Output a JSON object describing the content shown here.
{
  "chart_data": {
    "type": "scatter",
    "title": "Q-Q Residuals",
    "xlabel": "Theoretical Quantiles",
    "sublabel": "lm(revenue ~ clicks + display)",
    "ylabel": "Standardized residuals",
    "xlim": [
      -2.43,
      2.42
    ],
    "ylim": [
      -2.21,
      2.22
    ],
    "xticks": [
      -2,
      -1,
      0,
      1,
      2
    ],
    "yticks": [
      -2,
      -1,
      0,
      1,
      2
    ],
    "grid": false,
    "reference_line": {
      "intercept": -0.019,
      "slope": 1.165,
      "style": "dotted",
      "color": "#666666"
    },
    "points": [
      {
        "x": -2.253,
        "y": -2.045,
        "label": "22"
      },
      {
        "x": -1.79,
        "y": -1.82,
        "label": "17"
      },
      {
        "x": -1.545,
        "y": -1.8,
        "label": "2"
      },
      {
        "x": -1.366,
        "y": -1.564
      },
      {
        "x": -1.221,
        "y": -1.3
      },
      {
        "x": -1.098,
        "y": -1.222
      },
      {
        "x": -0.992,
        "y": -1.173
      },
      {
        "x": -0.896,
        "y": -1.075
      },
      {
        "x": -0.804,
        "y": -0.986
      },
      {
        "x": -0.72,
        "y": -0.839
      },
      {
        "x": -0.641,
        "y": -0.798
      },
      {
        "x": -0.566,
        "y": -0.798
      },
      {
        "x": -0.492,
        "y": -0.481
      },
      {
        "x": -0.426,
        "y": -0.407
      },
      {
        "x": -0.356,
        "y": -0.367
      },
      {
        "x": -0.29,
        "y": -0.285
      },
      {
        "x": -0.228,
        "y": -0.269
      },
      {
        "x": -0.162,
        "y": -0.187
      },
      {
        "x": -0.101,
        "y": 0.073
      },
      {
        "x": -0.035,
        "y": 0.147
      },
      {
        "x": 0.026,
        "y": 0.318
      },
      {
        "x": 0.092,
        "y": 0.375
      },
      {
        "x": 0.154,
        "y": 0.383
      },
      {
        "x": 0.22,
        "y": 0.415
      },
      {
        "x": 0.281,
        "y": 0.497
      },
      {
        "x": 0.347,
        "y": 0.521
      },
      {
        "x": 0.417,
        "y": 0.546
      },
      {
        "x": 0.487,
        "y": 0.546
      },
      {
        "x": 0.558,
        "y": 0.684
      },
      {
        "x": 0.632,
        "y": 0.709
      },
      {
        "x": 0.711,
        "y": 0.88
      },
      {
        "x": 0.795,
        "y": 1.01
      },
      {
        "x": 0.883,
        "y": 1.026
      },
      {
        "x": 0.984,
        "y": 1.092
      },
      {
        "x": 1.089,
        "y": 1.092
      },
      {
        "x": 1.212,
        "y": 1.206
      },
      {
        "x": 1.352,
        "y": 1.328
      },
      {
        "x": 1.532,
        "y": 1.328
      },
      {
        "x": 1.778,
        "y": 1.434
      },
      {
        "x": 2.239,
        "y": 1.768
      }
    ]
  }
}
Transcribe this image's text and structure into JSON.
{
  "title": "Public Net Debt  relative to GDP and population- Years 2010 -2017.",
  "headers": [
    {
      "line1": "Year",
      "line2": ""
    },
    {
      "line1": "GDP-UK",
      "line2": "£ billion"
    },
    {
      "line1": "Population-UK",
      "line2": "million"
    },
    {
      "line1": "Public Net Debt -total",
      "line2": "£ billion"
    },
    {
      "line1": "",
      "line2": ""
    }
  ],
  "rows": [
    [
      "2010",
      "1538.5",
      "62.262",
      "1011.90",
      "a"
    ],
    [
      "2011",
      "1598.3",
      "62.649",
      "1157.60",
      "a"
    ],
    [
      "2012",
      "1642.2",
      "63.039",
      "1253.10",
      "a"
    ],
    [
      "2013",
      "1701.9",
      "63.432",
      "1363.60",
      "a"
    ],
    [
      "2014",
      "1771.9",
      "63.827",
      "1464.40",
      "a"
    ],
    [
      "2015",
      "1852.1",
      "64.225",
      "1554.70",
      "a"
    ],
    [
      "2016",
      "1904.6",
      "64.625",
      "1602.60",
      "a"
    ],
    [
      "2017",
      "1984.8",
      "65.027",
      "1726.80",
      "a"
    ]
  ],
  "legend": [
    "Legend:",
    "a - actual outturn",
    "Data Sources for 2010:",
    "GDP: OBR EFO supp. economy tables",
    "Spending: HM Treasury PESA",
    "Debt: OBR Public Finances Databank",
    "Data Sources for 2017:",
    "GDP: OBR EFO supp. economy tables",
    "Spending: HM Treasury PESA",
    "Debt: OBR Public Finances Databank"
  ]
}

---

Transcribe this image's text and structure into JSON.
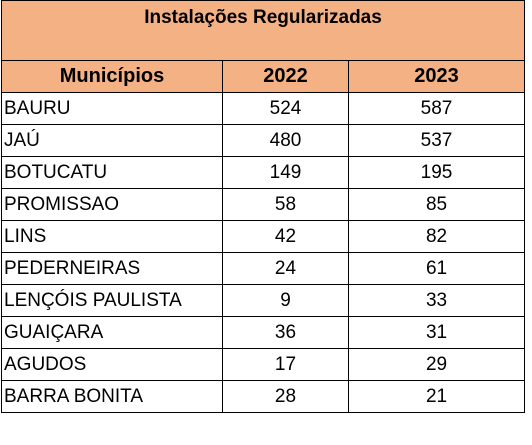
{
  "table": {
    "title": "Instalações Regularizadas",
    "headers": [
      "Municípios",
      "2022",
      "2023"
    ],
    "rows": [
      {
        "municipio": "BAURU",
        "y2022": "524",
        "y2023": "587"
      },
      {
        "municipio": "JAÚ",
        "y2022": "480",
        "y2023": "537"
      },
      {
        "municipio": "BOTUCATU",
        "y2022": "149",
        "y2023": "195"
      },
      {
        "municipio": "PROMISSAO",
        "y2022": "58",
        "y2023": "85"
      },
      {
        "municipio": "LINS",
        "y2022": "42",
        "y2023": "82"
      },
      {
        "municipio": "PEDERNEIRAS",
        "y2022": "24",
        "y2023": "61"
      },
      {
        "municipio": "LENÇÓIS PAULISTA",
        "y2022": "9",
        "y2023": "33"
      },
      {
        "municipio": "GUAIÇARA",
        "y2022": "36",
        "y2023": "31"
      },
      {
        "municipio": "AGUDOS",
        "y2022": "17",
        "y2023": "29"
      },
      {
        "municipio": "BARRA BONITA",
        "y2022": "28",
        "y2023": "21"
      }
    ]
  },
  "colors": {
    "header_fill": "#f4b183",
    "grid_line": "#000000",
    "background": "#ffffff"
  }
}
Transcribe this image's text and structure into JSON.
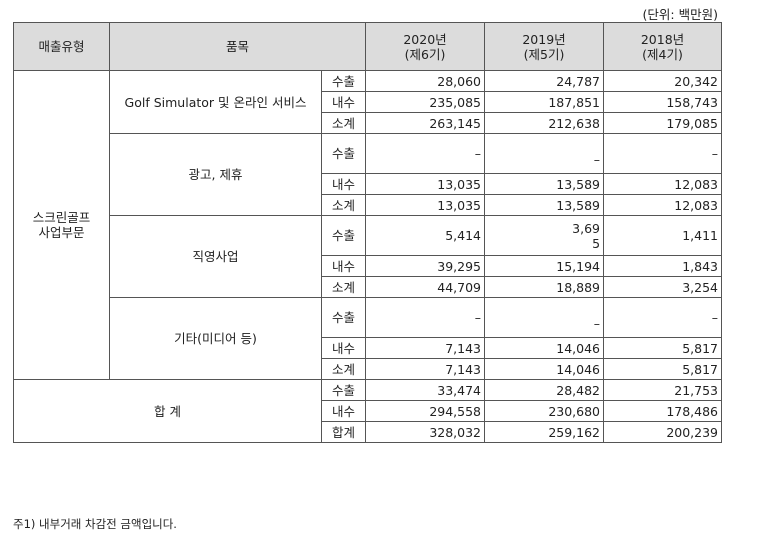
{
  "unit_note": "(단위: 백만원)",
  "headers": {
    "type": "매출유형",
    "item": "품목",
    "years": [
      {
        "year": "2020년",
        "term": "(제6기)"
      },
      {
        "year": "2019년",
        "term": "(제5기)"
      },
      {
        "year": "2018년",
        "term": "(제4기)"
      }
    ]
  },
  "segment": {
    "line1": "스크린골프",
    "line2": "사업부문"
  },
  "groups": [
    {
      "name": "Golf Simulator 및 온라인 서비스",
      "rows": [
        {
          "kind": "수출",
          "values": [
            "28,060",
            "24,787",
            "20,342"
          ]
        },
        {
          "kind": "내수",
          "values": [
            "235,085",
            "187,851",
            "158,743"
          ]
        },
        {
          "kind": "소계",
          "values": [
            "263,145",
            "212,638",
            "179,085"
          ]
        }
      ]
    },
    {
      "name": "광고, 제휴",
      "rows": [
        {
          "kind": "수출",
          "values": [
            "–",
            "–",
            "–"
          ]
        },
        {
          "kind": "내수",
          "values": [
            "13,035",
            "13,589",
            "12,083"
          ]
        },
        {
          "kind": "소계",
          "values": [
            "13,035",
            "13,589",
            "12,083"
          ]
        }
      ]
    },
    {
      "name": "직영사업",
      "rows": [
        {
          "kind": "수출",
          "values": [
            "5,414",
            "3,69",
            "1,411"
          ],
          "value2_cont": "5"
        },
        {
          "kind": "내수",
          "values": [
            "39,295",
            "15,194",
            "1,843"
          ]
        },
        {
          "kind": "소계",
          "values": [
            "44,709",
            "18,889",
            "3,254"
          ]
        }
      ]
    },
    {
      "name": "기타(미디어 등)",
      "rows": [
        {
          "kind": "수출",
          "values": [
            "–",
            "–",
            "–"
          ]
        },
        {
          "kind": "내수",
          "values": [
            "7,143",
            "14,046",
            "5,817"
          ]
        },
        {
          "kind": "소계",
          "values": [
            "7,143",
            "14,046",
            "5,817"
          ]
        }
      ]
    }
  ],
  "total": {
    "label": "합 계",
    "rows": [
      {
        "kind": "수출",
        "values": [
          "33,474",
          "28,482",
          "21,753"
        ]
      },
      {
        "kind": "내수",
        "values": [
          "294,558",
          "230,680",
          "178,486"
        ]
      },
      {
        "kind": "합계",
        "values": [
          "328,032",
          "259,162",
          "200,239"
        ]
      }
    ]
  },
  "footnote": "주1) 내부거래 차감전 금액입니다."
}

---

> WHAT THIS TASK INVOLVES:
Extract from the data every line where "Sources" shows up.

> OUTPUT BELOW:
    "Data Sources for 2010:",
    "Data Sources for 2017:",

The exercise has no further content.